Extracted data entries:
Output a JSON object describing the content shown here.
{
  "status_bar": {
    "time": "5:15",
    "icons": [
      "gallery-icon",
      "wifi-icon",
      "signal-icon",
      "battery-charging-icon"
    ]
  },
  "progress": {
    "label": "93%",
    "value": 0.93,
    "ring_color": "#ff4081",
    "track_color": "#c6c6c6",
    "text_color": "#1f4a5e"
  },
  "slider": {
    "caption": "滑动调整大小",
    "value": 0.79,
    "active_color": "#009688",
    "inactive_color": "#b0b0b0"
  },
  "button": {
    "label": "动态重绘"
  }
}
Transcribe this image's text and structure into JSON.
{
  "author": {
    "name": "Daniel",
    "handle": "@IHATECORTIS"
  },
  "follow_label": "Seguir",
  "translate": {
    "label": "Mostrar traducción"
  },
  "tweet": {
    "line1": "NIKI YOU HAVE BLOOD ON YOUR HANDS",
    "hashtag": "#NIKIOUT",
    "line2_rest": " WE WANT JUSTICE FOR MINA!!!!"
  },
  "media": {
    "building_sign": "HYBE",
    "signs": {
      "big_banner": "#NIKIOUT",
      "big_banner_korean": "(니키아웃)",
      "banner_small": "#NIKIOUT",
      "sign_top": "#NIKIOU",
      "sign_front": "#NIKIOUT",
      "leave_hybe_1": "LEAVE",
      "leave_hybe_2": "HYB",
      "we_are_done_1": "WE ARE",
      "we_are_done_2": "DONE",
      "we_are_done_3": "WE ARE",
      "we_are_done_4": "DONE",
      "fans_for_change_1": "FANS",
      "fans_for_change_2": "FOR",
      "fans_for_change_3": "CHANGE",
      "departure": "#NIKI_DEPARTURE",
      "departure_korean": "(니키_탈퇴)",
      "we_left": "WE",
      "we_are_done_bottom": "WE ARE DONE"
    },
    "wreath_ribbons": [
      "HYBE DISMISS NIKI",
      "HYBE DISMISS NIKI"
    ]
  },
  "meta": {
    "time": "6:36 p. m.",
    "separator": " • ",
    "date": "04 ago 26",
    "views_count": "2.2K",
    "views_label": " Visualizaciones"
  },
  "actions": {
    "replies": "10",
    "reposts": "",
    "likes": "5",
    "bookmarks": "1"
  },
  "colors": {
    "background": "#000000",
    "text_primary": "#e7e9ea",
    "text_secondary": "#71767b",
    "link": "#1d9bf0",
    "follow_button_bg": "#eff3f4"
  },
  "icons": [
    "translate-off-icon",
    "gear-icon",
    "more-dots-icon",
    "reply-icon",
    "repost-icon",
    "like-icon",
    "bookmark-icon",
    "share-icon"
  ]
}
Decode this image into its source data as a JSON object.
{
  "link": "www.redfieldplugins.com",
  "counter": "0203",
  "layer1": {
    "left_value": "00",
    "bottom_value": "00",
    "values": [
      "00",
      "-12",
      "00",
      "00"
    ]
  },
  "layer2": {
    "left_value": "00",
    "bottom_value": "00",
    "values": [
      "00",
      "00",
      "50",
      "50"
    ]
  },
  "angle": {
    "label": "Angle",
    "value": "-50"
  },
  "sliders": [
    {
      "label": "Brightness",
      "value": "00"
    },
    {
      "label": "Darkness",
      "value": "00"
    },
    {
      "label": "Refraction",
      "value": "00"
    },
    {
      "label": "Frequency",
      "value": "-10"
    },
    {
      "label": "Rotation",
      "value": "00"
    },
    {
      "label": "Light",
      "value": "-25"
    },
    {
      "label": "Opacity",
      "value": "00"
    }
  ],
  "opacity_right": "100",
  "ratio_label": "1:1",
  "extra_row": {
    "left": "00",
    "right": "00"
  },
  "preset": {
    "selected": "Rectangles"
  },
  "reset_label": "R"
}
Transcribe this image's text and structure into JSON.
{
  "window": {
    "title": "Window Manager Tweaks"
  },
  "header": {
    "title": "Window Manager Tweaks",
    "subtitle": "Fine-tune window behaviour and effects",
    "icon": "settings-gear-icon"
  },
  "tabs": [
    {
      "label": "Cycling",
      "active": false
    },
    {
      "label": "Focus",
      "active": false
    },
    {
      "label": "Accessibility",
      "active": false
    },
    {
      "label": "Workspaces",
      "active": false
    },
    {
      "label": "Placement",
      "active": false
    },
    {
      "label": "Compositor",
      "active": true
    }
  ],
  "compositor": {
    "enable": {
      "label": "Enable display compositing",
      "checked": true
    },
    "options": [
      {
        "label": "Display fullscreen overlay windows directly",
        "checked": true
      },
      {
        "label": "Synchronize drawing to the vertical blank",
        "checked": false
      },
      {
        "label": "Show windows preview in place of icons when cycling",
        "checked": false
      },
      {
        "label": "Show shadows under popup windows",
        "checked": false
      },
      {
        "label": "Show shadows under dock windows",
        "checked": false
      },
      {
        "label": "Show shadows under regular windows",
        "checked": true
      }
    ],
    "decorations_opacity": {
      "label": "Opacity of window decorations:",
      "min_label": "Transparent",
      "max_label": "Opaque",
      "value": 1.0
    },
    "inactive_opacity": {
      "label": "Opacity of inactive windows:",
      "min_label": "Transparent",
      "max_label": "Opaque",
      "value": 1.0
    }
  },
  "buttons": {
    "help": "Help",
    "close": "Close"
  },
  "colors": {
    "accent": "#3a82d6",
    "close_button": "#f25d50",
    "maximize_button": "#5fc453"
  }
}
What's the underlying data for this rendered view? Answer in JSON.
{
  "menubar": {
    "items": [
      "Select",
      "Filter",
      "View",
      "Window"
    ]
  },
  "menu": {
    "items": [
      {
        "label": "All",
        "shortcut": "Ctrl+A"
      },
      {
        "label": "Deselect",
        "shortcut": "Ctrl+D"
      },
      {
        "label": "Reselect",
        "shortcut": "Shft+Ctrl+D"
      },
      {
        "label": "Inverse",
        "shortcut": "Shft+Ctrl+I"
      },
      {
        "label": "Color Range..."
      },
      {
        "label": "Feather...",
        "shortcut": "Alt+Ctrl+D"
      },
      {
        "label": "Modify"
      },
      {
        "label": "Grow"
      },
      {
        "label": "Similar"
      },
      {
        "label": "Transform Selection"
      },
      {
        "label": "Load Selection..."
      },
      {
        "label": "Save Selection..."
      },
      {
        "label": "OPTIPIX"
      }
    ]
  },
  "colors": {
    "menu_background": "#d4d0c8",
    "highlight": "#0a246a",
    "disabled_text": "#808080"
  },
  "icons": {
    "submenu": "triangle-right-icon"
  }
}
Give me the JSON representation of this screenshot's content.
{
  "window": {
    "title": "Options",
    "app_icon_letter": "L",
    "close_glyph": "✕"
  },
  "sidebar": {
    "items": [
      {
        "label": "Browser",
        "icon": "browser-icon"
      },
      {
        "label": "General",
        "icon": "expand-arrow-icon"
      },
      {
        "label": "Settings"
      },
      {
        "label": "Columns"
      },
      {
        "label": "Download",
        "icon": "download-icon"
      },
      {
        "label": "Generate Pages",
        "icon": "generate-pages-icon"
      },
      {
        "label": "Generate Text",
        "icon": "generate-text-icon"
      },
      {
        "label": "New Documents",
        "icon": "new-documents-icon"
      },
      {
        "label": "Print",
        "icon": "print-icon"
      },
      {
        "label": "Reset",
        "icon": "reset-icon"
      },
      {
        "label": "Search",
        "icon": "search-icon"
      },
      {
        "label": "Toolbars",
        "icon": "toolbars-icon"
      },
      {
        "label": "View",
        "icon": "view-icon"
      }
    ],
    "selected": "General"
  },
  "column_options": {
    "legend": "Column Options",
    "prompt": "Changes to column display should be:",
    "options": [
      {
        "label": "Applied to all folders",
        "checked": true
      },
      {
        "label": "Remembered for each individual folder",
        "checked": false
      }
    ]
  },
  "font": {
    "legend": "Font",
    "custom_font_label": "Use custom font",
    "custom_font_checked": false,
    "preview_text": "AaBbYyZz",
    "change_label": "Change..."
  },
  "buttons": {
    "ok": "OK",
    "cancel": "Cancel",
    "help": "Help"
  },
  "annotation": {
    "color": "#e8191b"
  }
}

§ **What needs to be done**
Show the lines of the records that include the string "NIKIOUT".

§ **Final answer**
    "hashtag": "#NIKIOUT",
      "big_banner": "#NIKIOUT",
      "banner_small": "#NIKIOUT",
      "sign_front": "#NIKIOUT",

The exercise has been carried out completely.